■ **YOUR OBJECTIVE**: Gather every line of the entries that includes the word "this".

··· MATERIAL SUPPLIED

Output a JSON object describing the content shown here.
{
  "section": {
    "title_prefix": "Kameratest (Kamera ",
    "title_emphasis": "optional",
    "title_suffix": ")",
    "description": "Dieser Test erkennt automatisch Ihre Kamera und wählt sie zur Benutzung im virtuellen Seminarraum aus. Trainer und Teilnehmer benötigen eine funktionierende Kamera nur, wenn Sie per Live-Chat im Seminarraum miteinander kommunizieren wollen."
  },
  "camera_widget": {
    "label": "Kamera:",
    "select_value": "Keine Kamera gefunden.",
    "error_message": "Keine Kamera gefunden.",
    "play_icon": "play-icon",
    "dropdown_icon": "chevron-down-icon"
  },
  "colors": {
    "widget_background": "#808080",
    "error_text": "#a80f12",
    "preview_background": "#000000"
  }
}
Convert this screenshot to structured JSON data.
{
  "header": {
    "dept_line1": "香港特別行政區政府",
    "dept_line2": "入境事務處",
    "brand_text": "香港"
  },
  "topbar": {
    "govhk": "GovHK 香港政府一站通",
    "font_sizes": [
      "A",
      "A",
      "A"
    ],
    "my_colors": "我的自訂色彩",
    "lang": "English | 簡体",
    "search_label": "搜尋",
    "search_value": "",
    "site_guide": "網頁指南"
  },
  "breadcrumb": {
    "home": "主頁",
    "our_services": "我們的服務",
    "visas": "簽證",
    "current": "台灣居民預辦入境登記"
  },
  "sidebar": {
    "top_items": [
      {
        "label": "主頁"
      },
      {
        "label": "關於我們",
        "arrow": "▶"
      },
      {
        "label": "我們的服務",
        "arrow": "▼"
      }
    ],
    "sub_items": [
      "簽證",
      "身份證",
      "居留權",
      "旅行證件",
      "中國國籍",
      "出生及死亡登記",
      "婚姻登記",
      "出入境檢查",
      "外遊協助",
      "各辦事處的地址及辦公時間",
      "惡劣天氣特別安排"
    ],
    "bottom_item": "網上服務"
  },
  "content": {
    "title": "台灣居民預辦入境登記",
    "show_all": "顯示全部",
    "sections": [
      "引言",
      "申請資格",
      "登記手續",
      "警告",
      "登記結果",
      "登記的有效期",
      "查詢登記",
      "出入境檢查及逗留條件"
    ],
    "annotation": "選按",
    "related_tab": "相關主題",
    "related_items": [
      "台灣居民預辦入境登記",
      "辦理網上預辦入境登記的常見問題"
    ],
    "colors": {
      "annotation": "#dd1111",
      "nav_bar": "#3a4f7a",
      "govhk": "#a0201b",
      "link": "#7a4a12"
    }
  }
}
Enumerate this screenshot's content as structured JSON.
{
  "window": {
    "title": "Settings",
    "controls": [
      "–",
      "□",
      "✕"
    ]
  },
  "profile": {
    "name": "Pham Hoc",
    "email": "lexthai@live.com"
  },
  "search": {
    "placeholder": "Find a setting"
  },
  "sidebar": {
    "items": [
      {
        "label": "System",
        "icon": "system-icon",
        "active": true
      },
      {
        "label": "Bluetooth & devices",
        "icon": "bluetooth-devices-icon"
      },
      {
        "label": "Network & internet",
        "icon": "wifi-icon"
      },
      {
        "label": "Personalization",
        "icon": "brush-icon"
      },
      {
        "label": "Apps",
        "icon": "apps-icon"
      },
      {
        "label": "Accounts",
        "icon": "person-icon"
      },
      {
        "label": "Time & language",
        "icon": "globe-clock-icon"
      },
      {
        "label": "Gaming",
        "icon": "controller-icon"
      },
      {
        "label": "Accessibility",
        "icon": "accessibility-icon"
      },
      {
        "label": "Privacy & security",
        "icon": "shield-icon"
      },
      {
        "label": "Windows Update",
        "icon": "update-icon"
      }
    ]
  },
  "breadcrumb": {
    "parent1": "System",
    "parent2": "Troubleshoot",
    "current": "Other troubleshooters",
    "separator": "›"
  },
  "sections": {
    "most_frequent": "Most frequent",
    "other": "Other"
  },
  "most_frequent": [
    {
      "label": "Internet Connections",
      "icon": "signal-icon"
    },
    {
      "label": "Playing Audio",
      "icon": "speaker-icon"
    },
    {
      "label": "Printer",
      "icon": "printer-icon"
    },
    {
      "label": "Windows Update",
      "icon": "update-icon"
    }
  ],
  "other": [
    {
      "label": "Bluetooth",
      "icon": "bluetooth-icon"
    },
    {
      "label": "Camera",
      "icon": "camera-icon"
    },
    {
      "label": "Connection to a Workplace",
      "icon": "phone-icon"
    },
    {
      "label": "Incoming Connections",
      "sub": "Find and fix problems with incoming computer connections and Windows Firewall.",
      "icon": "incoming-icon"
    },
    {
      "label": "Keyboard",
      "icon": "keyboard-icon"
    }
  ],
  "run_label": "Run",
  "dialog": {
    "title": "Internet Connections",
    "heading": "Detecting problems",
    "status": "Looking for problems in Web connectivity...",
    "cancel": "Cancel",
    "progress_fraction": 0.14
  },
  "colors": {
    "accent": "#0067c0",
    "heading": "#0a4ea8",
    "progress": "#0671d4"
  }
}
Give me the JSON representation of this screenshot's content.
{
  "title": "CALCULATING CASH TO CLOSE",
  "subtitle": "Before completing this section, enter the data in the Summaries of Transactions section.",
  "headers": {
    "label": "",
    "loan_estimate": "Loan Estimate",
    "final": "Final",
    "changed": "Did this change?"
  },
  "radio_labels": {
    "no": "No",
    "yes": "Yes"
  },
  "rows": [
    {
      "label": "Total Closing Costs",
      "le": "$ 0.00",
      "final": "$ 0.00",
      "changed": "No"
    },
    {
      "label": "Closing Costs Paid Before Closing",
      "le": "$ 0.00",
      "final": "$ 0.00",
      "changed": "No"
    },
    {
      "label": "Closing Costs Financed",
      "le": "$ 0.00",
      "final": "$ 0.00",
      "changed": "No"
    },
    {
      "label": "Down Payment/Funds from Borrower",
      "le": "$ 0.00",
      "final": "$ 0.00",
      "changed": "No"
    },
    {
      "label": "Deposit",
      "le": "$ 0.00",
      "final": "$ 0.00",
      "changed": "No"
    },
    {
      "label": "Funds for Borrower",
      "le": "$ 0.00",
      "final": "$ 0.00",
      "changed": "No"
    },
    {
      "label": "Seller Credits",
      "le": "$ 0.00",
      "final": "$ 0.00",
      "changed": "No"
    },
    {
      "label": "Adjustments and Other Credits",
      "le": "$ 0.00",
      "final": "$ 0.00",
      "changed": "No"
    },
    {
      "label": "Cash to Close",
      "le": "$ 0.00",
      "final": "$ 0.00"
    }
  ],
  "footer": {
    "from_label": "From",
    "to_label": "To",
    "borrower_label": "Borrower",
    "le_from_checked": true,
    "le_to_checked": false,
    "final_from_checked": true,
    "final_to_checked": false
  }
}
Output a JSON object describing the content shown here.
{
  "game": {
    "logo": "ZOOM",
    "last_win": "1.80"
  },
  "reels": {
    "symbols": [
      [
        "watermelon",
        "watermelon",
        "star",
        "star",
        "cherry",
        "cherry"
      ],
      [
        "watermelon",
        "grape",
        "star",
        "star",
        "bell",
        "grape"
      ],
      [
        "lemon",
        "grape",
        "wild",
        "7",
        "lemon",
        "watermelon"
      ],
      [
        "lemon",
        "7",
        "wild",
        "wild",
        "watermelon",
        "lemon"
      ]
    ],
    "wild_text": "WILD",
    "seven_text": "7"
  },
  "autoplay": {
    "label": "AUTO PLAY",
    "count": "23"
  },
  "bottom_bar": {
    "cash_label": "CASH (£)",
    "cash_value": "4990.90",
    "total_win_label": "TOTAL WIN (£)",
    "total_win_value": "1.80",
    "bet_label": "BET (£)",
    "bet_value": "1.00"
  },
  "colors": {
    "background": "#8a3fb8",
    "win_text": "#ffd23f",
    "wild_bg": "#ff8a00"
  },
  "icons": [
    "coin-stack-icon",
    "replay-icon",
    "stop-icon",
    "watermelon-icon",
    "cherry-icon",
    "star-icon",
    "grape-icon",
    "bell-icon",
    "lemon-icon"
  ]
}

······

■ **TASK RESULT**:
Convert this screenshot to structured JSON data.
Enumerate this screenshot's content as structured JSON.
Give me the JSON representation of this screenshot's content.
  "subtitle": "Before completing this section, enter the data in the Summaries of Transactions section.",
    "changed": "Did this change?"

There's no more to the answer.